▼▼▼

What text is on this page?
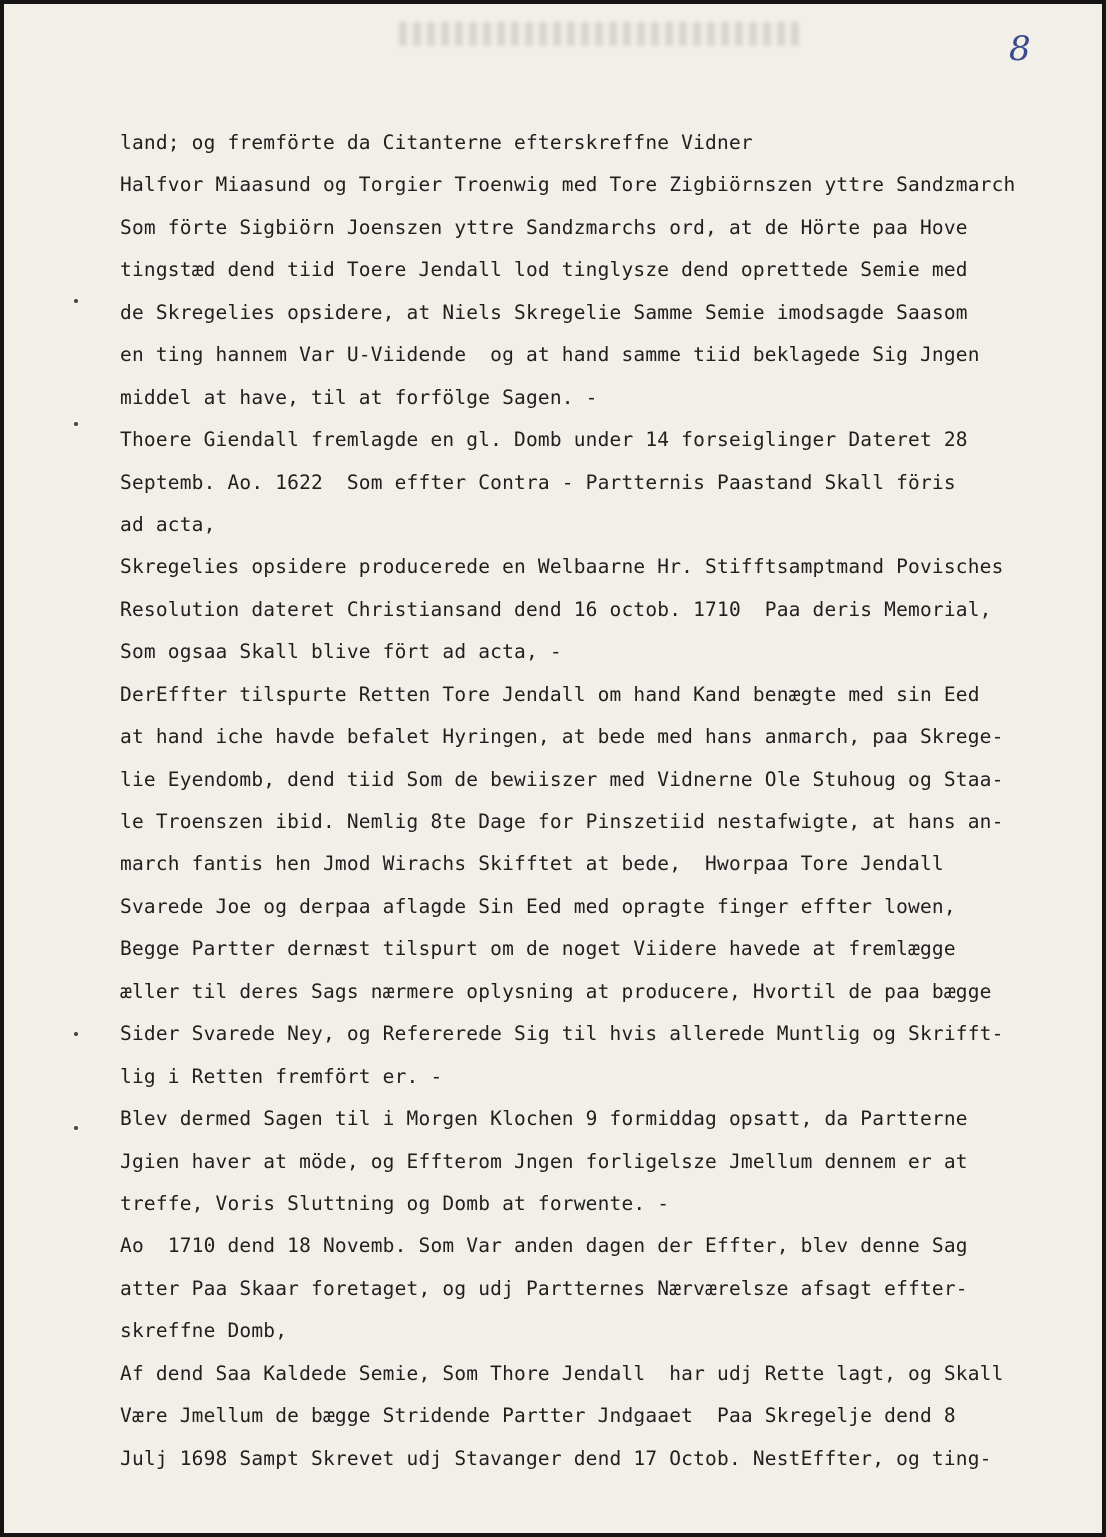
8
land; og fremförte da Citanterne efterskreffne Vidner
Halfvor Miaasund og Torgier Troenwig med Tore Zigbiörnszen yttre Sandzmarch
Som förte Sigbiörn Joenszen yttre Sandzmarchs ord, at de Hörte paa Hove
tingstæd dend tiid Toere Jendall lod tinglysze dend oprettede Semie med
de Skregelies opsidere, at Niels Skregelie Samme Semie imodsagde Saasom
en ting hannem Var U-Viidende  og at hand samme tiid beklagede Sig Jngen
middel at have, til at forfölge Sagen. -
Thoere Giendall fremlagde en gl. Domb under 14 forseiglinger Dateret 28
Septemb. Ao. 1622  Som effter Contra - Partternis Paastand Skall föris
ad acta,
Skregelies opsidere producerede en Welbaarne Hr. Stifftsamptmand Povisches
Resolution dateret Christiansand dend 16 octob. 1710  Paa deris Memorial,
Som ogsaa Skall blive fört ad acta, -
DerEffter tilspurte Retten Tore Jendall om hand Kand benægte med sin Eed
at hand iche havde befalet Hyringen, at bede med hans anmarch, paa Skrege-
lie Eyendomb, dend tiid Som de bewiiszer med Vidnerne Ole Stuhoug og Staa-
le Troenszen ibid. Nemlig 8te Dage for Pinszetiid nestafwigte, at hans an-
march fantis hen Jmod Wirachs Skifftet at bede,  Hworpaa Tore Jendall
Svarede Joe og derpaa aflagde Sin Eed med opragte finger effter lowen,
Begge Partter dernæst tilspurt om de noget Viidere havede at fremlægge
æller til deres Sags nærmere oplysning at producere, Hvortil de paa bægge
Sider Svarede Ney, og Refererede Sig til hvis allerede Muntlig og Skrifft-
lig i Retten fremfört er. -
Blev dermed Sagen til i Morgen Klochen 9 formiddag opsatt, da Partterne
Jgien haver at möde, og Effterom Jngen forligelsze Jmellum dennem er at
treffe, Voris Sluttning og Domb at forwente. -
Ao  1710 dend 18 Novemb. Som Var anden dagen der Effter, blev denne Sag
atter Paa Skaar foretaget, og udj Partternes Nærværelsze afsagt effter-
skreffne Domb,
Af dend Saa Kaldede Semie, Som Thore Jendall  har udj Rette lagt, og Skall
Være Jmellum de bægge Stridende Partter Jndgaaet  Paa Skregelje dend 8
Julj 1698 Sampt Skrevet udj Stavanger dend 17 Octob. NestEffter, og ting-
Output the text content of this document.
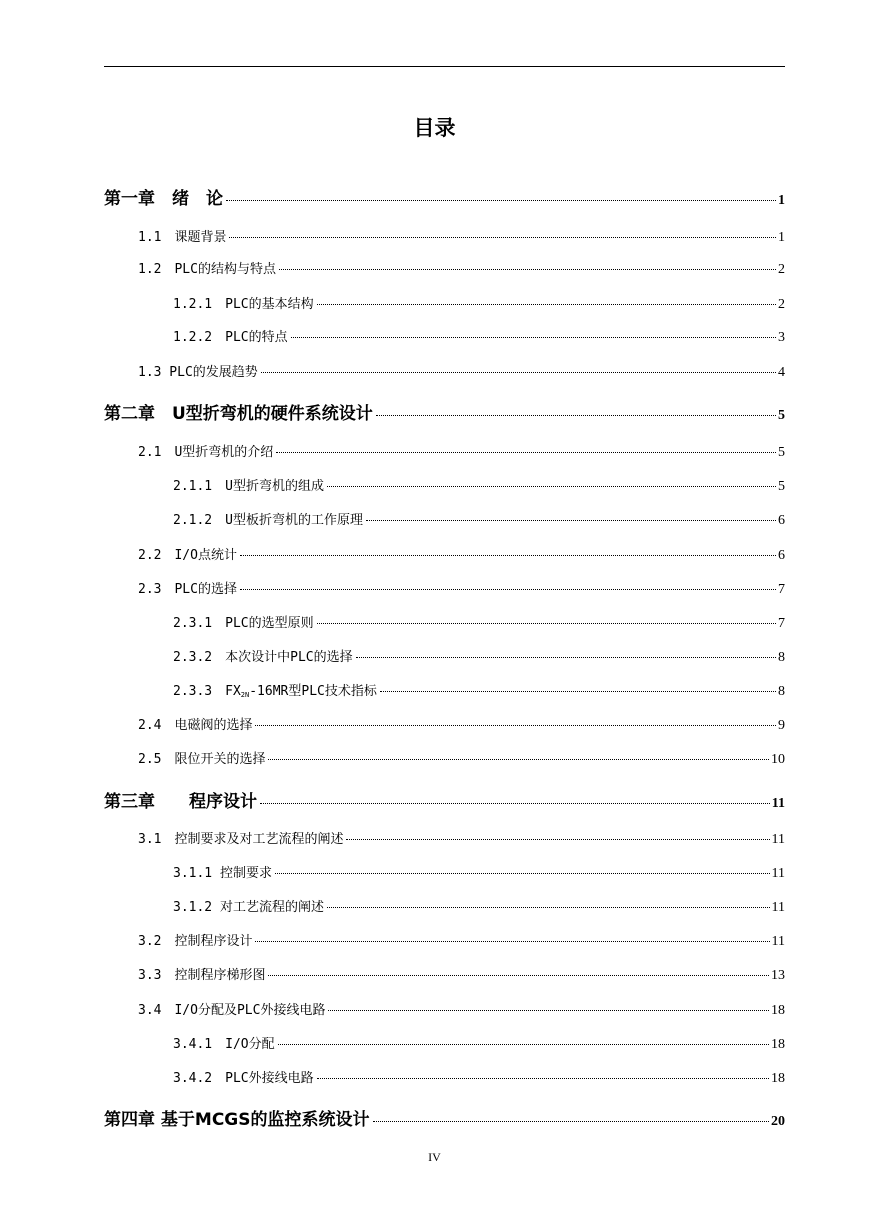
目录
第一章　绪　论	1
1.1　课题背景	1
1.2　PLC的结构与特点	2
1.2.1　PLC的基本结构	2
1.2.2　PLC的特点	3
1.3 PLC的发展趋势	4
第二章　U型折弯机的硬件系统设计	5
2.1　U型折弯机的介绍	5
2.1.1　U型折弯机的组成	5
2.1.2　U型板折弯机的工作原理	6
2.2　I/O点统计	6
2.3　PLC的选择	7
2.3.1　PLC的选型原则	7
2.3.2　本次设计中PLC的选择	8
2.3.3　$FX_{2N}-16MR$型PLC技术指标	8
2.4　电磁阀的选择	9
2.5　限位开关的选择	10
第三章　　程序设计	11
3.1　控制要求及对工艺流程的阐述	11
3.1.1 控制要求	11
3.1.2 对工艺流程的阐述	11
3.2　控制程序设计	11
3.3　控制程序梯形图	13
3.4　I/O分配及PLC外接线电路	18
3.4.1　I/O分配	18
3.4.2　PLC外接线电路	18
第四章 基于MCGS的监控系统设计	20
IV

▲▲▲

Description of the task: Print exactly the lines from the line with "Output the text content of this document." through the end of the data, both ends included, and print no pictures.

Answer to the problem:
Output the text content of this document.
目录
第一章　绪　论	1
1.1　课题背景	1
1.2　PLC的结构与特点	2
1.2.1　PLC的基本结构	2
1.2.2　PLC的特点	3
1.3 PLC的发展趋势	4
第二章　U型折弯机的硬件系统设计	5
2.1　U型折弯机的介绍	5
2.1.1　U型折弯机的组成	5
2.1.2　U型板折弯机的工作原理	6
2.2　I/O点统计	6
2.3　PLC的选择	7
2.3.1　PLC的选型原则	7
2.3.2　本次设计中PLC的选择	8
2.3.3　$FX_{2N}-16MR$型PLC技术指标	8
2.4　电磁阀的选择	9
2.5　限位开关的选择	10
第三章　　程序设计	11
3.1　控制要求及对工艺流程的阐述	11
3.1.1 控制要求	11
3.1.2 对工艺流程的阐述	11
3.2　控制程序设计	11
3.3　控制程序梯形图	13
3.4　I/O分配及PLC外接线电路	18
3.4.1　I/O分配	18
3.4.2　PLC外接线电路	18
第四章 基于MCGS的监控系统设计	20
IV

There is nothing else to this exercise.